• **Goal of the exercise**: Every line holding the string "xlabel" is to be copied from the entries below.

• **Figure record extracts**:

________

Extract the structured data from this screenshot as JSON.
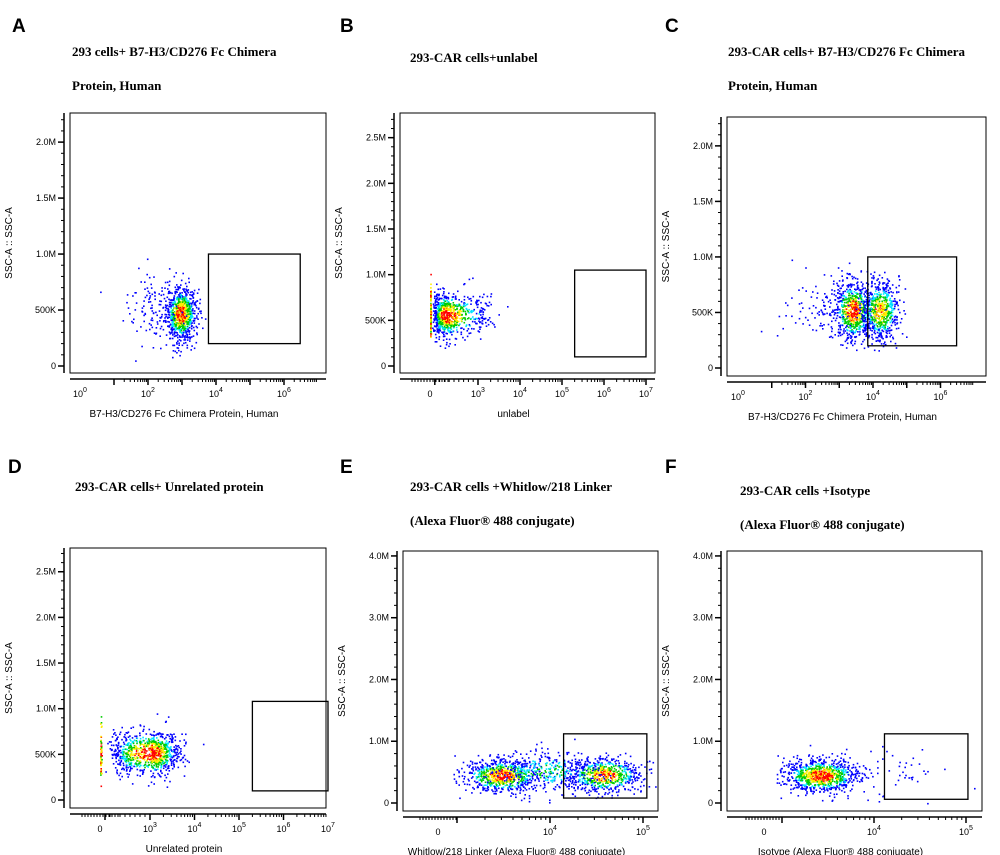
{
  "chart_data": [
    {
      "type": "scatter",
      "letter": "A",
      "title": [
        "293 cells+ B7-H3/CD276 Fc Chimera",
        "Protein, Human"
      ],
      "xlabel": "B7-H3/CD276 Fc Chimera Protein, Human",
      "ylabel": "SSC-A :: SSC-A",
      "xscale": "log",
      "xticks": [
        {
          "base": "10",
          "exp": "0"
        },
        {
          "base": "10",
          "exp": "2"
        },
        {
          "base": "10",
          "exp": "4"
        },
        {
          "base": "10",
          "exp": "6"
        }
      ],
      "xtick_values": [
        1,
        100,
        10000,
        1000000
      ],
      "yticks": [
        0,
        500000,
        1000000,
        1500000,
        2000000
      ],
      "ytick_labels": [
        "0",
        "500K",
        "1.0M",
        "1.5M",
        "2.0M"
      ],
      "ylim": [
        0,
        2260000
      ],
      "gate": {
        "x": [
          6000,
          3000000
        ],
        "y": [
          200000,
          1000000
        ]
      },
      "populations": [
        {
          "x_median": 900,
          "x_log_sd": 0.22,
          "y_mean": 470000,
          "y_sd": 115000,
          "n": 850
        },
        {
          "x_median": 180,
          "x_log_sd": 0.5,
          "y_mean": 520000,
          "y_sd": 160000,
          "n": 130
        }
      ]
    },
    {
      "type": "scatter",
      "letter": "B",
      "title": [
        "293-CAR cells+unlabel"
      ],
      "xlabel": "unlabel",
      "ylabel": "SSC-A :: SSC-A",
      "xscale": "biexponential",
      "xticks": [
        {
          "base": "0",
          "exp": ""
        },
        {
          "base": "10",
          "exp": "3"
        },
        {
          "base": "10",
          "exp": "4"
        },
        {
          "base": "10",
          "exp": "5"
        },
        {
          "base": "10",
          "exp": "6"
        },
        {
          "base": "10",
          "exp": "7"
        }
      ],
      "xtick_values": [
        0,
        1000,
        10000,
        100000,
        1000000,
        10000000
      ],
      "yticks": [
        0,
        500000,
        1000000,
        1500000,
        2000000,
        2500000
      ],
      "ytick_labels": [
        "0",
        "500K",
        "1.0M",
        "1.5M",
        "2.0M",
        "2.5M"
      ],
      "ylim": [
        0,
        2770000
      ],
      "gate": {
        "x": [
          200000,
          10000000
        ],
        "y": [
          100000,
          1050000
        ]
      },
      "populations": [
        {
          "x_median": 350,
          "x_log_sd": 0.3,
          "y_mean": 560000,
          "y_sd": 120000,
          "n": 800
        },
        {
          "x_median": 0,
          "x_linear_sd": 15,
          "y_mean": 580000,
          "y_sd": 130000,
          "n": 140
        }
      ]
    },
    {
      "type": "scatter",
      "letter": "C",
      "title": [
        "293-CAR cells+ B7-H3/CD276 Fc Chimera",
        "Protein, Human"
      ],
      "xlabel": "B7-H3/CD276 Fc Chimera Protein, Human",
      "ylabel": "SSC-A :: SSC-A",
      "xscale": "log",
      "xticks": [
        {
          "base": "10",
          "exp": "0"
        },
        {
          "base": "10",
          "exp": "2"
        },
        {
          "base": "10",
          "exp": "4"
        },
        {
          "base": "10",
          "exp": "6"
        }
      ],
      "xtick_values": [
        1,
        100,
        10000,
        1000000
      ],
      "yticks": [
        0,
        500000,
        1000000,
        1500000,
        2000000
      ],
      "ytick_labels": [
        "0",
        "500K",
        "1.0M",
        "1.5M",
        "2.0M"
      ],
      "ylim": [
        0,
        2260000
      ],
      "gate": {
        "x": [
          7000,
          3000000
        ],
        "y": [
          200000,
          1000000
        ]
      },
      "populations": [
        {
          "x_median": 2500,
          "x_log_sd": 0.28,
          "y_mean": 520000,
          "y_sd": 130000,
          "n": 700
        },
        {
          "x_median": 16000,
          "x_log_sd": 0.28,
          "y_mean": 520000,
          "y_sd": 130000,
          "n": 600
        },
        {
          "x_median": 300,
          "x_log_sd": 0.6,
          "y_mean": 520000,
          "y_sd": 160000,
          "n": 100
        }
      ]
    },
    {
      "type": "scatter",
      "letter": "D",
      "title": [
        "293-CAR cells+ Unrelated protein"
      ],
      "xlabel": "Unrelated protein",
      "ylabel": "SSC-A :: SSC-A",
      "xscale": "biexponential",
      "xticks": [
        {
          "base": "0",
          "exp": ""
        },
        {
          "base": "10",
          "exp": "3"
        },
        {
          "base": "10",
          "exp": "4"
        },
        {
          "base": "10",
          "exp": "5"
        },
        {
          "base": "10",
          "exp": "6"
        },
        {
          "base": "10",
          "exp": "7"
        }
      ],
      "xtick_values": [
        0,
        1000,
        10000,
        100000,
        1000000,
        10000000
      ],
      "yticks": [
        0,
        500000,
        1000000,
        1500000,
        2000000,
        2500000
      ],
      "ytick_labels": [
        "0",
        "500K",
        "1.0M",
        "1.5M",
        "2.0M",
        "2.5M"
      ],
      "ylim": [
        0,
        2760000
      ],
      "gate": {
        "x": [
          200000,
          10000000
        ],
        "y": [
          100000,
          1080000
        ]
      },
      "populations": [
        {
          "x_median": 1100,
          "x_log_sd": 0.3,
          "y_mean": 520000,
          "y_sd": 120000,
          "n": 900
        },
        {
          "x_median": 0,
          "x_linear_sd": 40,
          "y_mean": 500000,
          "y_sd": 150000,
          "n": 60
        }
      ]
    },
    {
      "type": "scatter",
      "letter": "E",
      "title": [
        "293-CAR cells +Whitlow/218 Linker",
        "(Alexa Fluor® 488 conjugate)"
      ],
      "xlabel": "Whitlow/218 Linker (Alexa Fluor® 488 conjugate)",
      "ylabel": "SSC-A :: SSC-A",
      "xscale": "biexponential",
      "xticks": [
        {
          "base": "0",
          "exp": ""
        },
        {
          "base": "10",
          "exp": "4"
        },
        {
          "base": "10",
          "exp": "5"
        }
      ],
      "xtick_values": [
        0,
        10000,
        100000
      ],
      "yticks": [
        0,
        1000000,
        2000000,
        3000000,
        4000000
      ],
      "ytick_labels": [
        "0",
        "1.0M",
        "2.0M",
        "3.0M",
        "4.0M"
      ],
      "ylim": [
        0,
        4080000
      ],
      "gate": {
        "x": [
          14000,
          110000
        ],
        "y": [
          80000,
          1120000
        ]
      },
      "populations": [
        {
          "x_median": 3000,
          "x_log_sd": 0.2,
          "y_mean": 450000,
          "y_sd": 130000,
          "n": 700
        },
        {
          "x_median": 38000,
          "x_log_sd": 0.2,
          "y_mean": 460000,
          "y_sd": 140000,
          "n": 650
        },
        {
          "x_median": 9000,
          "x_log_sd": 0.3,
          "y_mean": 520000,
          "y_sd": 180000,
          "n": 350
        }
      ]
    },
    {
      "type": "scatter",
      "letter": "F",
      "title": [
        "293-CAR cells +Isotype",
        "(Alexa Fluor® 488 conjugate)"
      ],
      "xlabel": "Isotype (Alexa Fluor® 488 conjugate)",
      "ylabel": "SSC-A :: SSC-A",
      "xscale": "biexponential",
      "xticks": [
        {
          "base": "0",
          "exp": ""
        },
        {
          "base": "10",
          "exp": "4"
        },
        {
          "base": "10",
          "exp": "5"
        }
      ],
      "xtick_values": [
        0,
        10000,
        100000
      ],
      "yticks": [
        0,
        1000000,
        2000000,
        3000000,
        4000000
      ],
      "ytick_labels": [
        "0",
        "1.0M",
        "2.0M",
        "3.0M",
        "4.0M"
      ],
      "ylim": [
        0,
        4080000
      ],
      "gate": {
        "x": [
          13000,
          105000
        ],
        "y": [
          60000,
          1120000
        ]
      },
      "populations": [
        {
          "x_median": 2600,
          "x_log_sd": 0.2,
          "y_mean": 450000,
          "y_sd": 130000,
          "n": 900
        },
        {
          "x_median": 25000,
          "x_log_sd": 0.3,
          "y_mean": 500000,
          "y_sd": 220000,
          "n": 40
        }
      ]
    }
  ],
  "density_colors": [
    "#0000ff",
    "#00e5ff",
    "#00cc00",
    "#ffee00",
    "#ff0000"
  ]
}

________

• **Answer to this problem**:
      "xlabel": "B7-H3/CD276 Fc Chimera Protein, Human",
      "xlabel": "unlabel",
      "xlabel": "B7-H3/CD276 Fc Chimera Protein, Human",
      "xlabel": "Unrelated protein",
      "xlabel": "Whitlow/218 Linker (Alexa Fluor® 488 conjugate)",
      "xlabel": "Isotype (Alexa Fluor® 488 conjugate)",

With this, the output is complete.